Copy the data precisely, character for character, and leave out every picture.

———

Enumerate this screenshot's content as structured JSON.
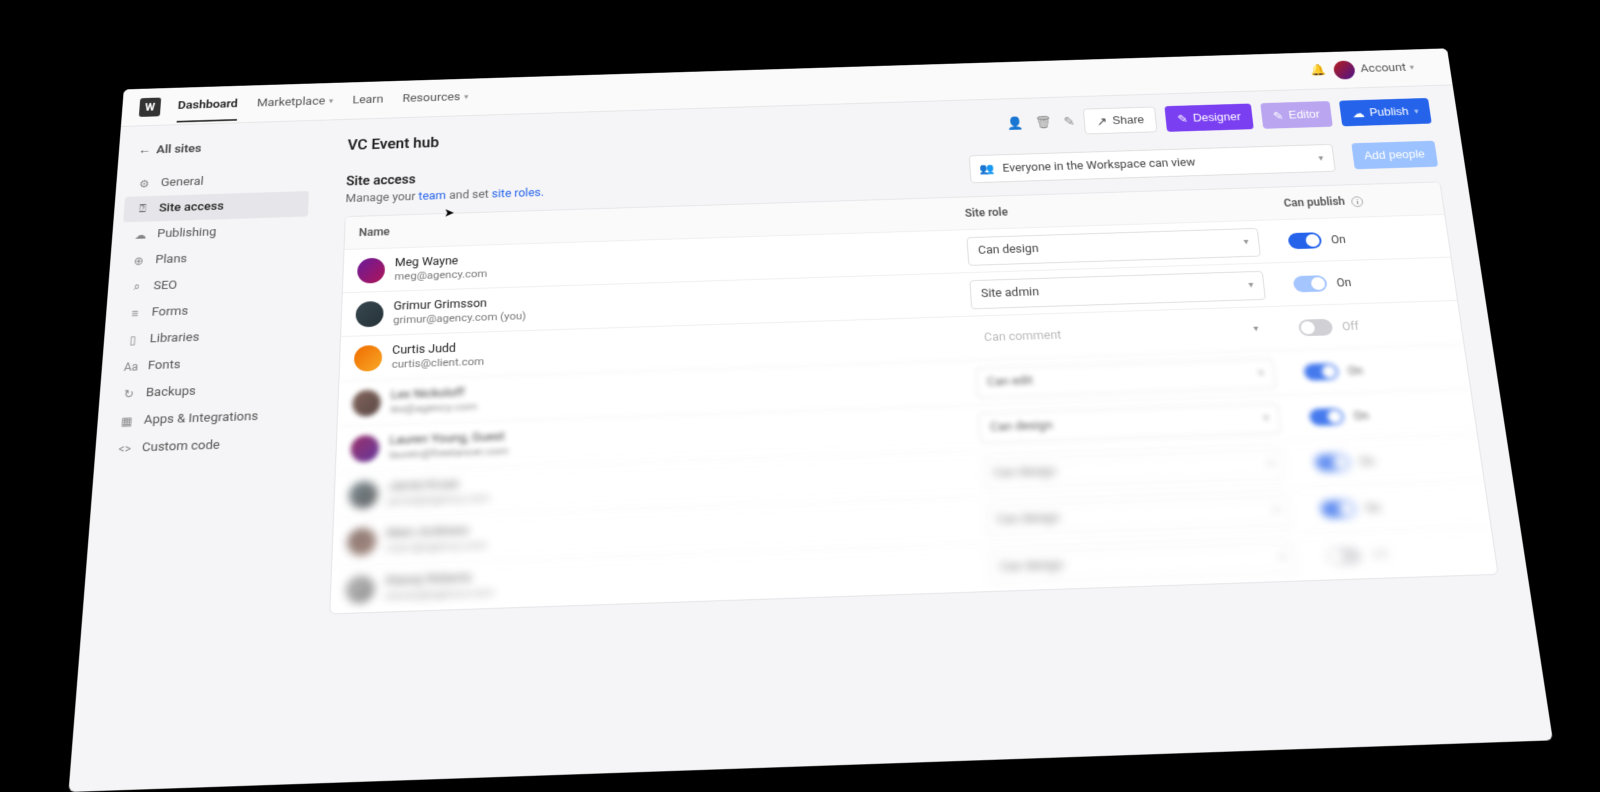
{
  "topnav": {
    "items": [
      "Dashboard",
      "Marketplace",
      "Learn",
      "Resources"
    ],
    "account_label": "Account"
  },
  "sidebar": {
    "back_label": "All sites",
    "items": [
      {
        "icon": "⚙",
        "label": "General"
      },
      {
        "icon": "⍰",
        "label": "Site access"
      },
      {
        "icon": "☁",
        "label": "Publishing"
      },
      {
        "icon": "⊕",
        "label": "Plans"
      },
      {
        "icon": "⌕",
        "label": "SEO"
      },
      {
        "icon": "≡",
        "label": "Forms"
      },
      {
        "icon": "▯",
        "label": "Libraries"
      },
      {
        "icon": "Aa",
        "label": "Fonts"
      },
      {
        "icon": "↻",
        "label": "Backups"
      },
      {
        "icon": "▦",
        "label": "Apps & Integrations"
      },
      {
        "icon": "<>",
        "label": "Custom code"
      }
    ],
    "active_index": 1
  },
  "page": {
    "title": "VC Event hub",
    "share_label": "Share",
    "designer_label": "Designer",
    "editor_label": "Editor",
    "publish_label": "Publish"
  },
  "section": {
    "title": "Site access",
    "sub_prefix": "Manage your ",
    "link1": "team",
    "sub_mid": " and set ",
    "link2": "site roles.",
    "workspace_selector": "Everyone in the Workspace can view",
    "add_people_label": "Add people"
  },
  "table": {
    "col_name": "Name",
    "col_role": "Site role",
    "col_publish": "Can publish",
    "rows": [
      {
        "name": "Meg Wayne",
        "email": "meg@agency.com",
        "role": "Can design",
        "publish": "On",
        "toggle": "on",
        "blur": 0,
        "ghost": false,
        "avatar": "av-a"
      },
      {
        "name": "Grimur Grimsson",
        "email": "grimur@agency.com (you)",
        "role": "Site admin",
        "publish": "On",
        "toggle": "locked",
        "blur": 0,
        "ghost": false,
        "avatar": "av-b"
      },
      {
        "name": "Curtis Judd",
        "email": "curtis@client.com",
        "role": "Can comment",
        "publish": "Off",
        "toggle": "off",
        "blur": 0,
        "ghost": true,
        "avatar": "av-c"
      },
      {
        "name": "Lex Nickoloff",
        "email": "lex@agency.com",
        "role": "Can edit",
        "publish": "On",
        "toggle": "on",
        "blur": 1,
        "ghost": false,
        "avatar": "av-d"
      },
      {
        "name": "Lauren Young, Guest",
        "email": "lauren@freelancer.com",
        "role": "Can design",
        "publish": "On",
        "toggle": "on",
        "blur": 1,
        "ghost": false,
        "avatar": "av-e"
      },
      {
        "name": "Jamie Kruse",
        "email": "jamie@agency.com",
        "role": "Can design",
        "publish": "On",
        "toggle": "on",
        "blur": 2,
        "ghost": false,
        "avatar": "av-f"
      },
      {
        "name": "Marc Andrews",
        "email": "marc@agency.com",
        "role": "Can design",
        "publish": "On",
        "toggle": "on",
        "blur": 2,
        "ghost": false,
        "avatar": "av-g"
      },
      {
        "name": "Stacey Roberts",
        "email": "stacey@agency.com",
        "role": "Can design",
        "publish": "Off",
        "toggle": "off",
        "blur": 2,
        "ghost": false,
        "avatar": "av-h"
      }
    ]
  }
}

———

#### Written response
Enumerate this screenshot's content as structured JSON.
{
  "topnav": {
    "items": [
      "Dashboard",
      "Marketplace",
      "Learn",
      "Resources"
    ],
    "account_label": "Account"
  },
  "sidebar": {
    "back_label": "All sites",
    "items": [
      {
        "icon": "⚙",
        "label": "General"
      },
      {
        "icon": "⍰",
        "label": "Site access"
      },
      {
        "icon": "☁",
        "label": "Publishing"
      },
      {
        "icon": "⊕",
        "label": "Plans"
      },
      {
        "icon": "⌕",
        "label": "SEO"
      },
      {
        "icon": "≡",
        "label": "Forms"
      },
      {
        "icon": "▯",
        "label": "Libraries"
      },
      {
        "icon": "Aa",
        "label": "Fonts"
      },
      {
        "icon": "↻",
        "label": "Backups"
      },
      {
        "icon": "▦",
        "label": "Apps & Integrations"
      },
      {
        "icon": "<>",
        "label": "Custom code"
      }
    ],
    "active_index": 1
  },
  "page": {
    "title": "VC Event hub",
    "share_label": "Share",
    "designer_label": "Designer",
    "editor_label": "Editor",
    "publish_label": "Publish"
  },
  "section": {
    "title": "Site access",
    "sub_prefix": "Manage your ",
    "link1": "team",
    "sub_mid": " and set ",
    "link2": "site roles.",
    "workspace_selector": "Everyone in the Workspace can view",
    "add_people_label": "Add people"
  },
  "table": {
    "col_name": "Name",
    "col_role": "Site role",
    "col_publish": "Can publish",
    "rows": [
      {
        "name": "Meg Wayne",
        "email": "meg@agency.com",
        "role": "Can design",
        "publish": "On",
        "toggle": "on",
        "blur": 0,
        "ghost": false,
        "avatar": "av-a"
      },
      {
        "name": "Grimur Grimsson",
        "email": "grimur@agency.com (you)",
        "role": "Site admin",
        "publish": "On",
        "toggle": "locked",
        "blur": 0,
        "ghost": false,
        "avatar": "av-b"
      },
      {
        "name": "Curtis Judd",
        "email": "curtis@client.com",
        "role": "Can comment",
        "publish": "Off",
        "toggle": "off",
        "blur": 0,
        "ghost": true,
        "avatar": "av-c"
      },
      {
        "name": "Lex Nickoloff",
        "email": "lex@agency.com",
        "role": "Can edit",
        "publish": "On",
        "toggle": "on",
        "blur": 1,
        "ghost": false,
        "avatar": "av-d"
      },
      {
        "name": "Lauren Young, Guest",
        "email": "lauren@freelancer.com",
        "role": "Can design",
        "publish": "On",
        "toggle": "on",
        "blur": 1,
        "ghost": false,
        "avatar": "av-e"
      },
      {
        "name": "Jamie Kruse",
        "email": "jamie@agency.com",
        "role": "Can design",
        "publish": "On",
        "toggle": "on",
        "blur": 2,
        "ghost": false,
        "avatar": "av-f"
      },
      {
        "name": "Marc Andrews",
        "email": "marc@agency.com",
        "role": "Can design",
        "publish": "On",
        "toggle": "on",
        "blur": 2,
        "ghost": false,
        "avatar": "av-g"
      },
      {
        "name": "Stacey Roberts",
        "email": "stacey@agency.com",
        "role": "Can design",
        "publish": "Off",
        "toggle": "off",
        "blur": 2,
        "ghost": false,
        "avatar": "av-h"
      }
    ]
  }
}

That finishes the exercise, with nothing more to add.